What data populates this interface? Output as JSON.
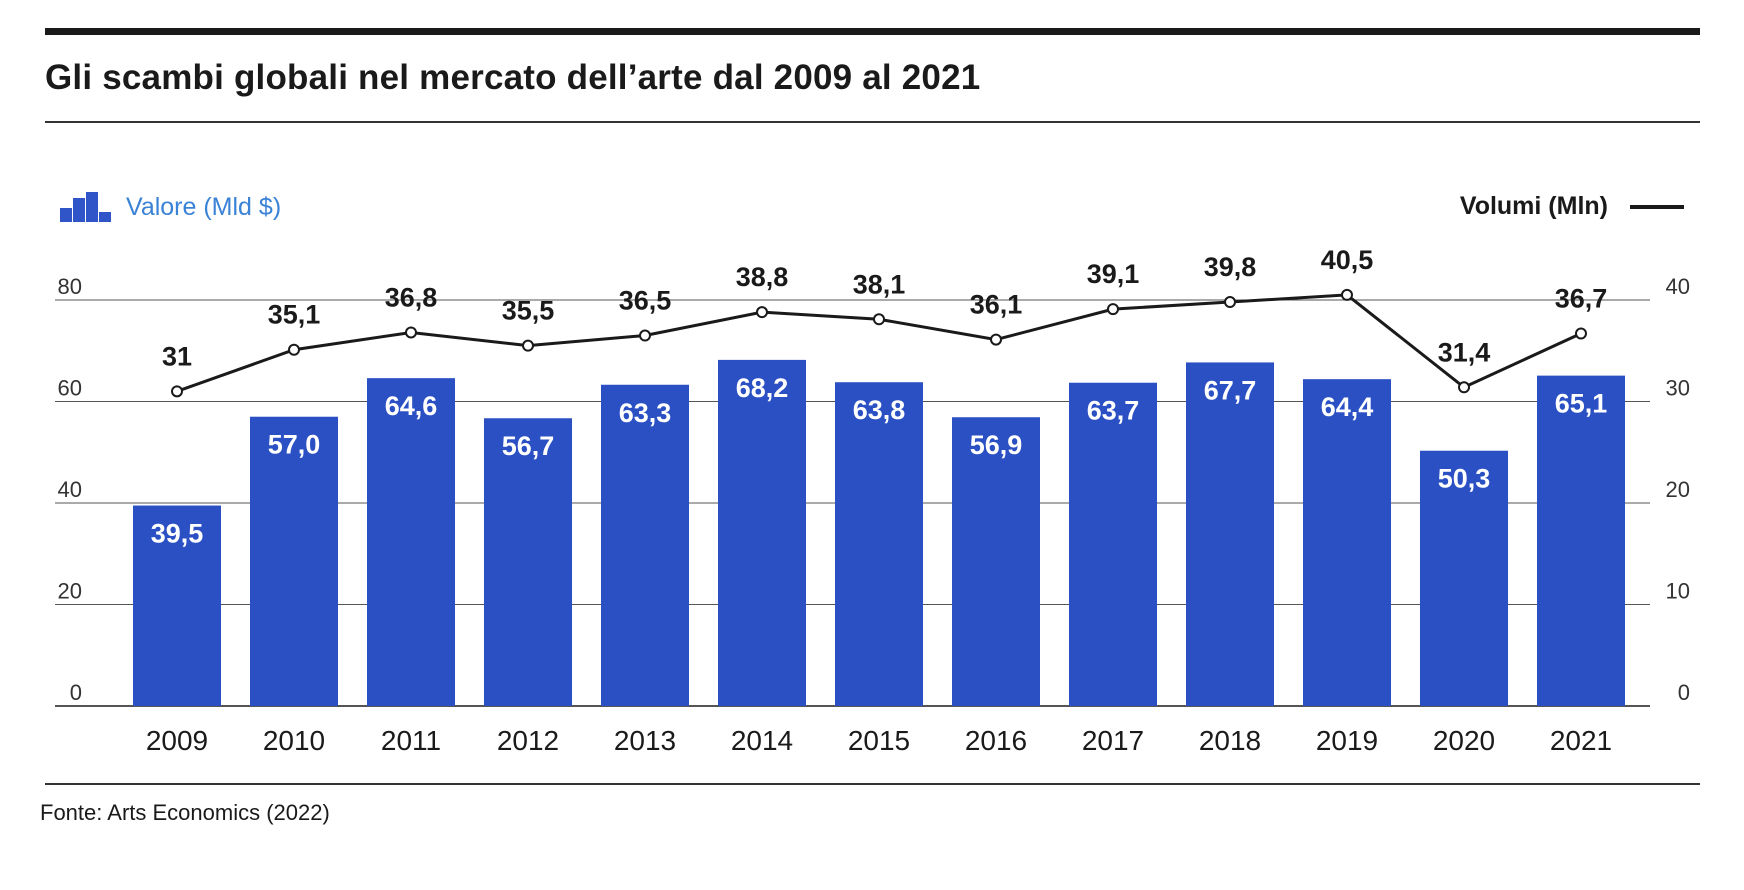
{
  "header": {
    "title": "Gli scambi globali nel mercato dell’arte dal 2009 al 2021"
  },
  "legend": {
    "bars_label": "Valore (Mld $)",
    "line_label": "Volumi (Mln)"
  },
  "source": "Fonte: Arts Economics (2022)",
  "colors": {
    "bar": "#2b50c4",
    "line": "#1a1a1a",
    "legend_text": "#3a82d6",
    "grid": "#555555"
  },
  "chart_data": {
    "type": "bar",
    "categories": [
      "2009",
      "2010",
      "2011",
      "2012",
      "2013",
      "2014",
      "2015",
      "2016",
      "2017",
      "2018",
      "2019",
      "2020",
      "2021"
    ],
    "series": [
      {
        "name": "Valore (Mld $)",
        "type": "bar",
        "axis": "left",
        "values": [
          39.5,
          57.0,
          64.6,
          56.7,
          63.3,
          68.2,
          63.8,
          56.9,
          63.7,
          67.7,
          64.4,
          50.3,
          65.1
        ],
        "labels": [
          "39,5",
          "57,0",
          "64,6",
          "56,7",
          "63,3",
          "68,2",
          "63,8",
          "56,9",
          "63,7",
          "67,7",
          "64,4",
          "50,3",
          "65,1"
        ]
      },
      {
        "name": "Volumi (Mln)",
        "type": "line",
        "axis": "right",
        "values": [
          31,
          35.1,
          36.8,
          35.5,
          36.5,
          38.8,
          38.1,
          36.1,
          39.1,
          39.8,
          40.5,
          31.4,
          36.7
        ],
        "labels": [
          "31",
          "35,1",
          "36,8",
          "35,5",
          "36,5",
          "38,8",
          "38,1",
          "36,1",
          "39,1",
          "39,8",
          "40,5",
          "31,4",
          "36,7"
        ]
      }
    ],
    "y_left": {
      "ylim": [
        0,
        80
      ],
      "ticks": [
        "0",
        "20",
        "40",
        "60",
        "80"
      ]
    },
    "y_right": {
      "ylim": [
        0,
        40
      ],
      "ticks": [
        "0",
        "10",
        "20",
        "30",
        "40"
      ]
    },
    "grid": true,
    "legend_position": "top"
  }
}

> **TASK OBJECTIVE**
Keep the pictures out and write out the records exactly.

> **ANSWER FOR THIS EXERCISE**
What data populates this interface? Output as JSON.
{
  "header": {
    "title": "Gli scambi globali nel mercato dell’arte dal 2009 al 2021"
  },
  "legend": {
    "bars_label": "Valore (Mld $)",
    "line_label": "Volumi (Mln)"
  },
  "source": "Fonte: Arts Economics (2022)",
  "colors": {
    "bar": "#2b50c4",
    "line": "#1a1a1a",
    "legend_text": "#3a82d6",
    "grid": "#555555"
  },
  "chart_data": {
    "type": "bar",
    "categories": [
      "2009",
      "2010",
      "2011",
      "2012",
      "2013",
      "2014",
      "2015",
      "2016",
      "2017",
      "2018",
      "2019",
      "2020",
      "2021"
    ],
    "series": [
      {
        "name": "Valore (Mld $)",
        "type": "bar",
        "axis": "left",
        "values": [
          39.5,
          57.0,
          64.6,
          56.7,
          63.3,
          68.2,
          63.8,
          56.9,
          63.7,
          67.7,
          64.4,
          50.3,
          65.1
        ],
        "labels": [
          "39,5",
          "57,0",
          "64,6",
          "56,7",
          "63,3",
          "68,2",
          "63,8",
          "56,9",
          "63,7",
          "67,7",
          "64,4",
          "50,3",
          "65,1"
        ]
      },
      {
        "name": "Volumi (Mln)",
        "type": "line",
        "axis": "right",
        "values": [
          31,
          35.1,
          36.8,
          35.5,
          36.5,
          38.8,
          38.1,
          36.1,
          39.1,
          39.8,
          40.5,
          31.4,
          36.7
        ],
        "labels": [
          "31",
          "35,1",
          "36,8",
          "35,5",
          "36,5",
          "38,8",
          "38,1",
          "36,1",
          "39,1",
          "39,8",
          "40,5",
          "31,4",
          "36,7"
        ]
      }
    ],
    "y_left": {
      "ylim": [
        0,
        80
      ],
      "ticks": [
        "0",
        "20",
        "40",
        "60",
        "80"
      ]
    },
    "y_right": {
      "ylim": [
        0,
        40
      ],
      "ticks": [
        "0",
        "10",
        "20",
        "30",
        "40"
      ]
    },
    "grid": true,
    "legend_position": "top"
  }
}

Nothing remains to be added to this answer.